[Items listed in a dataset]
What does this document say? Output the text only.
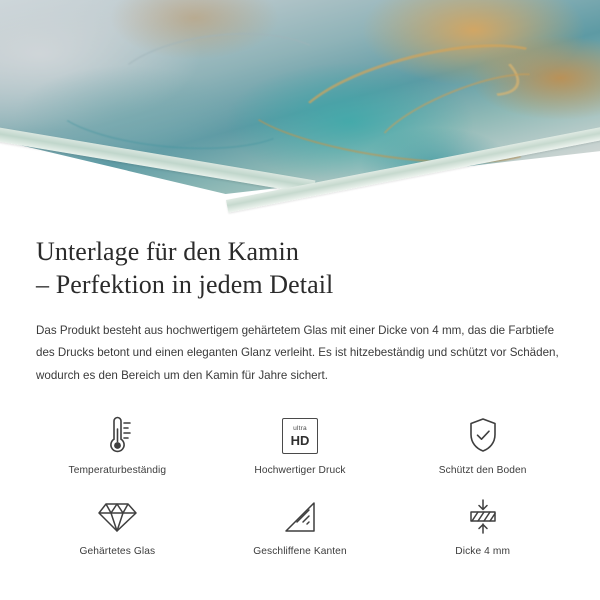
Unterlage für den Kamin
– Perfektion in jedem Detail

Das Produkt besteht aus hochwertigem gehärtetem Glas mit einer Dicke von 4 mm, das die Farbtiefe des Drucks betont und einen eleganten Glanz verleiht. Es ist hitzebeständig und schützt vor Schäden, wodurch es den Bereich um den Kamin für Jahre sichert.

Temperaturbeständig
ultra
HD
Hochwertiger Druck	Schützt den Boden
Gehärtetes Glas	Geschliffene Kanten	Dicke 4 mm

## Exercise goal
Repeat the listing in full and exactly. Do not include any images.

## In response
What does this document say? Output the text only.
Unterlage für den Kamin
– Perfektion in jedem Detail

Das Produkt besteht aus hochwertigem gehärtetem Glas mit einer Dicke von 4 mm, das die Farbtiefe des Drucks betont und einen eleganten Glanz verleiht. Es ist hitzebeständig und schützt vor Schäden, wodurch es den Bereich um den Kamin für Jahre sichert.

Temperaturbeständig
ultra
HD
Hochwertiger Druck	Schützt den Boden
Gehärtetes Glas	Geschliffene Kanten	Dicke 4 mm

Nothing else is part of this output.